* Written task *
Restate the complete material exactly.

— Start of Stored rows —

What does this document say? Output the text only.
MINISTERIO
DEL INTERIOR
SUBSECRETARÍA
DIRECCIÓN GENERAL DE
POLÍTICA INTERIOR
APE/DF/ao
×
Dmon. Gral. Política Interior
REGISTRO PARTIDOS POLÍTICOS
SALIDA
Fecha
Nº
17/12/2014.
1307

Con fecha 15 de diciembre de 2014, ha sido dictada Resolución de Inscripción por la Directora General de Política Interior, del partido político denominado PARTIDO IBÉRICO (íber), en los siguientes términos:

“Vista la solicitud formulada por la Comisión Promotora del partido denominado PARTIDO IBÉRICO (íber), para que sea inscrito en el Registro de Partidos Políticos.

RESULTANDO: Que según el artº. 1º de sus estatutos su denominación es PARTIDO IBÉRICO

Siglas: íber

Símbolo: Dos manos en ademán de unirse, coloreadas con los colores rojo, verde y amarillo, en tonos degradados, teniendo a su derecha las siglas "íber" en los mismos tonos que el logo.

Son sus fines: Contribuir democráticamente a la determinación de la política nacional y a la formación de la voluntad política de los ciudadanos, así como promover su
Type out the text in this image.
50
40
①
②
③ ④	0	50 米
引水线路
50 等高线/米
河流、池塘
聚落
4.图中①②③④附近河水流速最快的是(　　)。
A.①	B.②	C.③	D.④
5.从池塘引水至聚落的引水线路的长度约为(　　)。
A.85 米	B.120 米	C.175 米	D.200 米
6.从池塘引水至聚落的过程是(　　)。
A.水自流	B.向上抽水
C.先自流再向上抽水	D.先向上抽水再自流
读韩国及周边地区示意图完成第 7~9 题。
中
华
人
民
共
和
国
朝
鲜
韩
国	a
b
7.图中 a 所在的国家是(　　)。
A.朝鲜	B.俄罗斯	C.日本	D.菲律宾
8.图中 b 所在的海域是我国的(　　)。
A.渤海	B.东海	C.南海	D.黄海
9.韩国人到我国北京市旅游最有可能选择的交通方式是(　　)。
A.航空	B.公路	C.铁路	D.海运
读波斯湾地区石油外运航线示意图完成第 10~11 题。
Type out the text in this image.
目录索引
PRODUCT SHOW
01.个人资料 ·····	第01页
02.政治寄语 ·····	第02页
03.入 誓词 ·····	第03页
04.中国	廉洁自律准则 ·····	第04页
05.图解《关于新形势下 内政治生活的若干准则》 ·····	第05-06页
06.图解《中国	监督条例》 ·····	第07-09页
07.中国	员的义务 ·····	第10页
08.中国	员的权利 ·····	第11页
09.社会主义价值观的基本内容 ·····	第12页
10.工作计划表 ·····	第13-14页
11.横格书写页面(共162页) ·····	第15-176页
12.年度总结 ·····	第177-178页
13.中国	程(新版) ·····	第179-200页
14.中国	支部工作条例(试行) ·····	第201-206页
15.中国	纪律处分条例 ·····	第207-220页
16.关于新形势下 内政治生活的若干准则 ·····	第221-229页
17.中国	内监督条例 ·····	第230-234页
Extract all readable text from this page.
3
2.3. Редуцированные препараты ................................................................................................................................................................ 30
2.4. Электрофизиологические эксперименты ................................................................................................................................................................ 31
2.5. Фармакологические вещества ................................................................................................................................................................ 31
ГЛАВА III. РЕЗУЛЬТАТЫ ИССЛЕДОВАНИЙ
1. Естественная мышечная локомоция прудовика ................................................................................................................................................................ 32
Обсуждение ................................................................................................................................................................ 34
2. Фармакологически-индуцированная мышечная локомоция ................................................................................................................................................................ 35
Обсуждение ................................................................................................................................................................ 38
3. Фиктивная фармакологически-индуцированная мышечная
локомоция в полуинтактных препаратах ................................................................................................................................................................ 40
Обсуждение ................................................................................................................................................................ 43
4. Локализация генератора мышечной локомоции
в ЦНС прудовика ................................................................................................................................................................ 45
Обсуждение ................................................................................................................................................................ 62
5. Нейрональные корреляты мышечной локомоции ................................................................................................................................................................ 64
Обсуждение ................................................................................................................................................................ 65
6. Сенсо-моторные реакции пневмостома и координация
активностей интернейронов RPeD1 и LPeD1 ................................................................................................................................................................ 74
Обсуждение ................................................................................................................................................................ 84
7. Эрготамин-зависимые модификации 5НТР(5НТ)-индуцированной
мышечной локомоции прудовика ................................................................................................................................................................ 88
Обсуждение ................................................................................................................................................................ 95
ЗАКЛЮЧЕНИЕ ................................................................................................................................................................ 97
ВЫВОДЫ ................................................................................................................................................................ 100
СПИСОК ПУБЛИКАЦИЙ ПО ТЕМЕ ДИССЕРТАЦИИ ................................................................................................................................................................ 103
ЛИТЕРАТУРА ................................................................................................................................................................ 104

— End of Stored rows —

* Answer to this task *
What does this document say? Output the text only.
MINISTERIO
DEL INTERIOR
SUBSECRETARÍA
DIRECCIÓN GENERAL DE
POLÍTICA INTERIOR
APE/DF/ao
×
Dmon. Gral. Política Interior
REGISTRO PARTIDOS POLÍTICOS
SALIDA
Fecha
Nº
17/12/2014.
1307

Con fecha 15 de diciembre de 2014, ha sido dictada Resolución de Inscripción por la Directora General de Política Interior, del partido político denominado PARTIDO IBÉRICO (íber), en los siguientes términos:

“Vista la solicitud formulada por la Comisión Promotora del partido denominado PARTIDO IBÉRICO (íber), para que sea inscrito en el Registro de Partidos Políticos.

RESULTANDO: Que según el artº. 1º de sus estatutos su denominación es PARTIDO IBÉRICO

Siglas: íber

Símbolo: Dos manos en ademán de unirse, coloreadas con los colores rojo, verde y amarillo, en tonos degradados, teniendo a su derecha las siglas "íber" en los mismos tonos que el logo.

Son sus fines: Contribuir democráticamente a la determinación de la política nacional y a la formación de la voluntad política de los ciudadanos, así como promover su
Type out the text in this image.
50
40
①
②
③ ④	0	50 米
引水线路
50 等高线/米
河流、池塘
聚落
4.图中①②③④附近河水流速最快的是(　　)。
A.①	B.②	C.③	D.④
5.从池塘引水至聚落的引水线路的长度约为(　　)。
A.85 米	B.120 米	C.175 米	D.200 米
6.从池塘引水至聚落的过程是(　　)。
A.水自流	B.向上抽水
C.先自流再向上抽水	D.先向上抽水再自流
读韩国及周边地区示意图完成第 7~9 题。
中
华
人
民
共
和
国
朝
鲜
韩
国	a
b
7.图中 a 所在的国家是(　　)。
A.朝鲜	B.俄罗斯	C.日本	D.菲律宾
8.图中 b 所在的海域是我国的(　　)。
A.渤海	B.东海	C.南海	D.黄海
9.韩国人到我国北京市旅游最有可能选择的交通方式是(　　)。
A.航空	B.公路	C.铁路	D.海运
读波斯湾地区石油外运航线示意图完成第 10~11 题。
Type out the text in this image.
目录索引
PRODUCT SHOW
01.个人资料 ·····	第01页
02.政治寄语 ·····	第02页
03.入 誓词 ·····	第03页
04.中国	廉洁自律准则 ·····	第04页
05.图解《关于新形势下 内政治生活的若干准则》 ·····	第05-06页
06.图解《中国	监督条例》 ·····	第07-09页
07.中国	员的义务 ·····	第10页
08.中国	员的权利 ·····	第11页
09.社会主义价值观的基本内容 ·····	第12页
10.工作计划表 ·····	第13-14页
11.横格书写页面(共162页) ·····	第15-176页
12.年度总结 ·····	第177-178页
13.中国	程(新版) ·····	第179-200页
14.中国	支部工作条例(试行) ·····	第201-206页
15.中国	纪律处分条例 ·····	第207-220页
16.关于新形势下 内政治生活的若干准则 ·····	第221-229页
17.中国	内监督条例 ·····	第230-234页
Extract all readable text from this page.
3
2.3. Редуцированные препараты ................................................................................................................................................................ 30
2.4. Электрофизиологические эксперименты ................................................................................................................................................................ 31
2.5. Фармакологические вещества ................................................................................................................................................................ 31
ГЛАВА III. РЕЗУЛЬТАТЫ ИССЛЕДОВАНИЙ
1. Естественная мышечная локомоция прудовика ................................................................................................................................................................ 32
Обсуждение ................................................................................................................................................................ 34
2. Фармакологически-индуцированная мышечная локомоция ................................................................................................................................................................ 35
Обсуждение ................................................................................................................................................................ 38
3. Фиктивная фармакологически-индуцированная мышечная
локомоция в полуинтактных препаратах ................................................................................................................................................................ 40
Обсуждение ................................................................................................................................................................ 43
4. Локализация генератора мышечной локомоции
в ЦНС прудовика ................................................................................................................................................................ 45
Обсуждение ................................................................................................................................................................ 62
5. Нейрональные корреляты мышечной локомоции ................................................................................................................................................................ 64
Обсуждение ................................................................................................................................................................ 65
6. Сенсо-моторные реакции пневмостома и координация
активностей интернейронов RPeD1 и LPeD1 ................................................................................................................................................................ 74
Обсуждение ................................................................................................................................................................ 84
7. Эрготамин-зависимые модификации 5НТР(5НТ)-индуцированной
мышечной локомоции прудовика ................................................................................................................................................................ 88
Обсуждение ................................................................................................................................................................ 95
ЗАКЛЮЧЕНИЕ ................................................................................................................................................................ 97
ВЫВОДЫ ................................................................................................................................................................ 100
СПИСОК ПУБЛИКАЦИЙ ПО ТЕМЕ ДИССЕРТАЦИИ ................................................................................................................................................................ 103
ЛИТЕРАТУРА ................................................................................................................................................................ 104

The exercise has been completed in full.